Problems to solve =
1. In the VTF format excerpt below, what is the only change that VTF v7.2 makes to the format?
2. Please translate this sentence from the VTF format excerpt into Spanish: "One interesting thing to note is that mipmaps are stored in reverse compared to DDS, going smallest to largest."

VTF v7.0-7.1 can’t store volumetric textures, despite the fact that DDS can. They might not have cared to implement support here, since volumetric textures aren’t used anywhere in Valve-published Source engine games (or really anywhere else as far as I can tell). VTF v7.2 adds support for volumetric textures (the only change to the format). At this point in the timeline we’re post-Half-Life 2 release, so they might have been doing internal experiments that would necessitate this change.
#pragma pack(push, 16)
// All the fields from v7.1 verbatim, plus...
struct VTF_Header_72 : public VTF_Header_71 {
uint32_t depth;
};
#pragma pack(pop)
Now that volumetric textures are in play, we can properly visualize how image data is ordered.
"mipmaps" // 0 to mipCount
{
"frames" // 0 to frameCount
{
"faces" // 0 to number of faces
{ // (either 1, 6, or 7)
"slices" // 0 to depth
{
image data
}
}
}
}
One interesting thing to note is that mipmaps are stored in reverse compared to DDS, going smallest to largest. I don’t know for sure, but my theory is they made this change so less of the file would need to be loaded when loading smaller mip levels from disk. I also don’t think the order would matter too much these days.

Excerpted data =
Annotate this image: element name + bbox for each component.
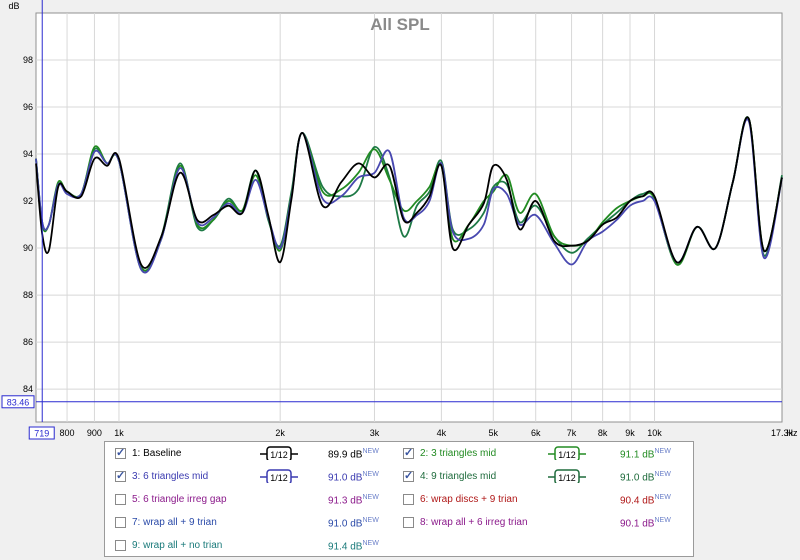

---

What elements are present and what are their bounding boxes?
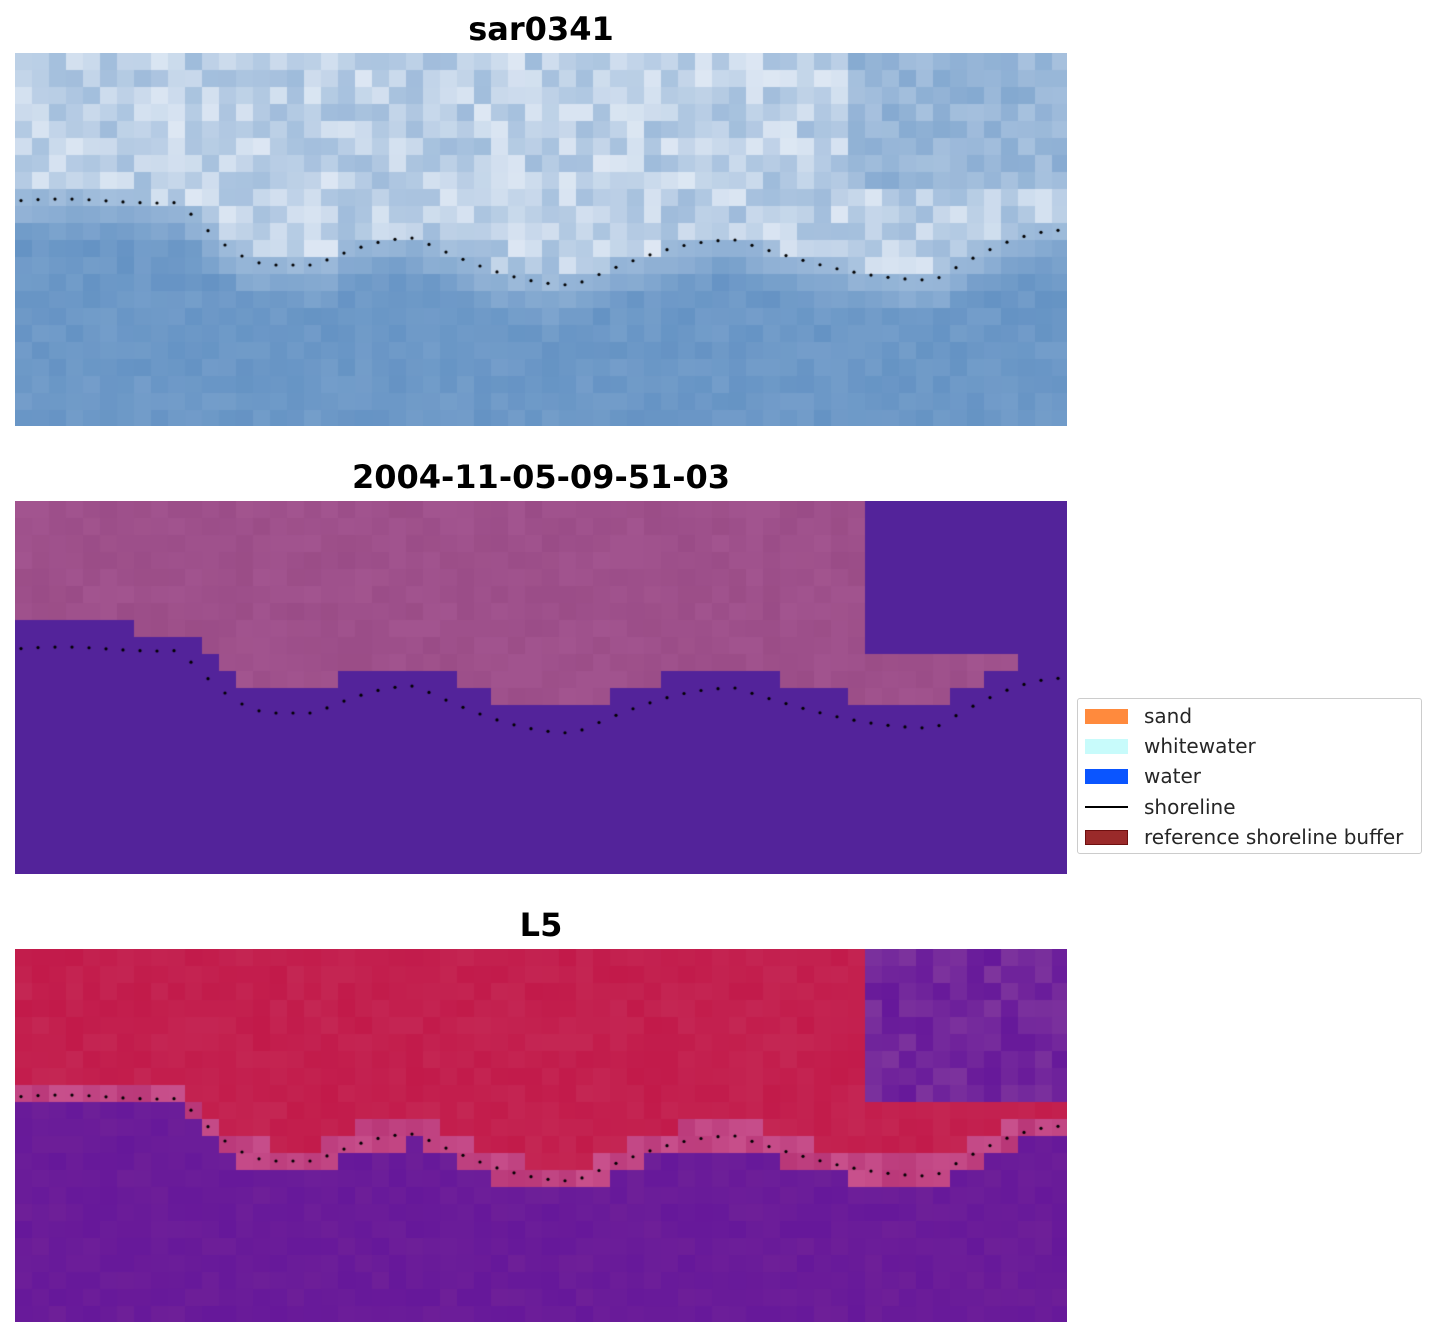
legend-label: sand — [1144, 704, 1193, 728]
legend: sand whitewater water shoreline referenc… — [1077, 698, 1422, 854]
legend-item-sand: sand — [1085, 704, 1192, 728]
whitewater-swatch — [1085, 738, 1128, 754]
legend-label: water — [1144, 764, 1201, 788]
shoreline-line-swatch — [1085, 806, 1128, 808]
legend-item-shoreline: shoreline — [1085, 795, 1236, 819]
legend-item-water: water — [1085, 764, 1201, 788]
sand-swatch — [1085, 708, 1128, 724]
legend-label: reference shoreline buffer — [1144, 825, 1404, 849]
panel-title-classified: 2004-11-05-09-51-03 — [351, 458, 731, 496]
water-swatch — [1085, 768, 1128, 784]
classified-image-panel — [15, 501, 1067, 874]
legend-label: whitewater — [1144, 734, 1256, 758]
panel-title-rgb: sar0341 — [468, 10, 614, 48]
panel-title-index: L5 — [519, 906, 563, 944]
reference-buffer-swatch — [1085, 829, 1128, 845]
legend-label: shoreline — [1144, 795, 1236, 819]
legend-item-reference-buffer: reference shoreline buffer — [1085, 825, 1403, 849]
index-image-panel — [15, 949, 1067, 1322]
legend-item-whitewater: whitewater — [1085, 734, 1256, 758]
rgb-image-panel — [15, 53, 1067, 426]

...

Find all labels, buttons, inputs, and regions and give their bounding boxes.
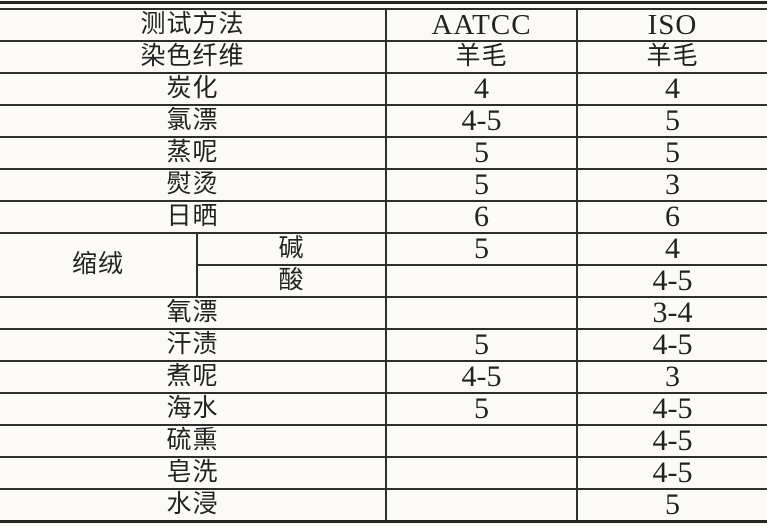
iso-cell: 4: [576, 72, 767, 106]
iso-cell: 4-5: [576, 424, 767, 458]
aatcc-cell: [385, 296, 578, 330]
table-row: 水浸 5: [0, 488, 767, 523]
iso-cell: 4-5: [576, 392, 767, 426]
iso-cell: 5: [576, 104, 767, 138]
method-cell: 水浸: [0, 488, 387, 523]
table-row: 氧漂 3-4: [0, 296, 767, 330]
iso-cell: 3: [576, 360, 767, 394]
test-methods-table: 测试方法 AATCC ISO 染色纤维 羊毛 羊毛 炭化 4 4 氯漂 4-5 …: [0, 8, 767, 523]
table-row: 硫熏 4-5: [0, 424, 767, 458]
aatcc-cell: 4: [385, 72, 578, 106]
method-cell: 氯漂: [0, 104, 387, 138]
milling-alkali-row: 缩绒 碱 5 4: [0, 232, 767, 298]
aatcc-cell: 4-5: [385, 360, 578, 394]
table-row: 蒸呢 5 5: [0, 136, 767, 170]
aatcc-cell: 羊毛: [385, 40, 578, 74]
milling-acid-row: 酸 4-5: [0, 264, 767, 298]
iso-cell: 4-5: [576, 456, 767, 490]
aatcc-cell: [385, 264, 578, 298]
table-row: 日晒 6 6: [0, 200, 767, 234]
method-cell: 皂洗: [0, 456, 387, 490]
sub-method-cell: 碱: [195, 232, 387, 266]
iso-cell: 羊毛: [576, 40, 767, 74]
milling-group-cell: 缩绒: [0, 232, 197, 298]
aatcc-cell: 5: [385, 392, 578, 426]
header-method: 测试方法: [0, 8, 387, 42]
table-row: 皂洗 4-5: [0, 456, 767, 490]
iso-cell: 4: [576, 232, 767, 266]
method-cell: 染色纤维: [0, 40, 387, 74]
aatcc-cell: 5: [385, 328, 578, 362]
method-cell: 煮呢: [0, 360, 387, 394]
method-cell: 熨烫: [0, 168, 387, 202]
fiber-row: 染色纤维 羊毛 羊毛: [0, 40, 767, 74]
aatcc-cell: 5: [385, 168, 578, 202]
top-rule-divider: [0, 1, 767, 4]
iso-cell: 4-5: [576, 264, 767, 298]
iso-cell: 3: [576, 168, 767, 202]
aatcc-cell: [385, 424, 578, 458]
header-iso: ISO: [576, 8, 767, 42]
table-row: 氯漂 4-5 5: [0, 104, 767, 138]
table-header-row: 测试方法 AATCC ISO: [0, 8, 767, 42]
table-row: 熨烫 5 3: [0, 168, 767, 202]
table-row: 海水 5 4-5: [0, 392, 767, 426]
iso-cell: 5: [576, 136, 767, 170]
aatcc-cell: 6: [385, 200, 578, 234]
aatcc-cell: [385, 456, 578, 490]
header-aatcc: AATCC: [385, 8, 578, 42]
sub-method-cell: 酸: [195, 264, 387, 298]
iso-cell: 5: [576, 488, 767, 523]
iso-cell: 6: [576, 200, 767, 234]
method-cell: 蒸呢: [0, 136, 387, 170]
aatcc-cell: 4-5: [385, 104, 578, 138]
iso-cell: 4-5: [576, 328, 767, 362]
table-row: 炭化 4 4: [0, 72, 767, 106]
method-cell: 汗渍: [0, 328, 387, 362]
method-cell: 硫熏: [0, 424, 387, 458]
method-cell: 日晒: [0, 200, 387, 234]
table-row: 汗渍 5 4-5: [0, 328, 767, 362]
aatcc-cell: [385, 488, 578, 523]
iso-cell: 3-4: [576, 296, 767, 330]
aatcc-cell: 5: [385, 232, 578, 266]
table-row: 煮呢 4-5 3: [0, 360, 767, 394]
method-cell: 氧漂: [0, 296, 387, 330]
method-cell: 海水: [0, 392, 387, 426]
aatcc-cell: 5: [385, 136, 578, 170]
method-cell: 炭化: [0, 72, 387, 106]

Set of answers =
1. It adds support for volumetric textures.

2. Algo interesante que cabe señalar es que los mipmaps se almacenan en orden inverso en comparación con DDS, de menor a mayor.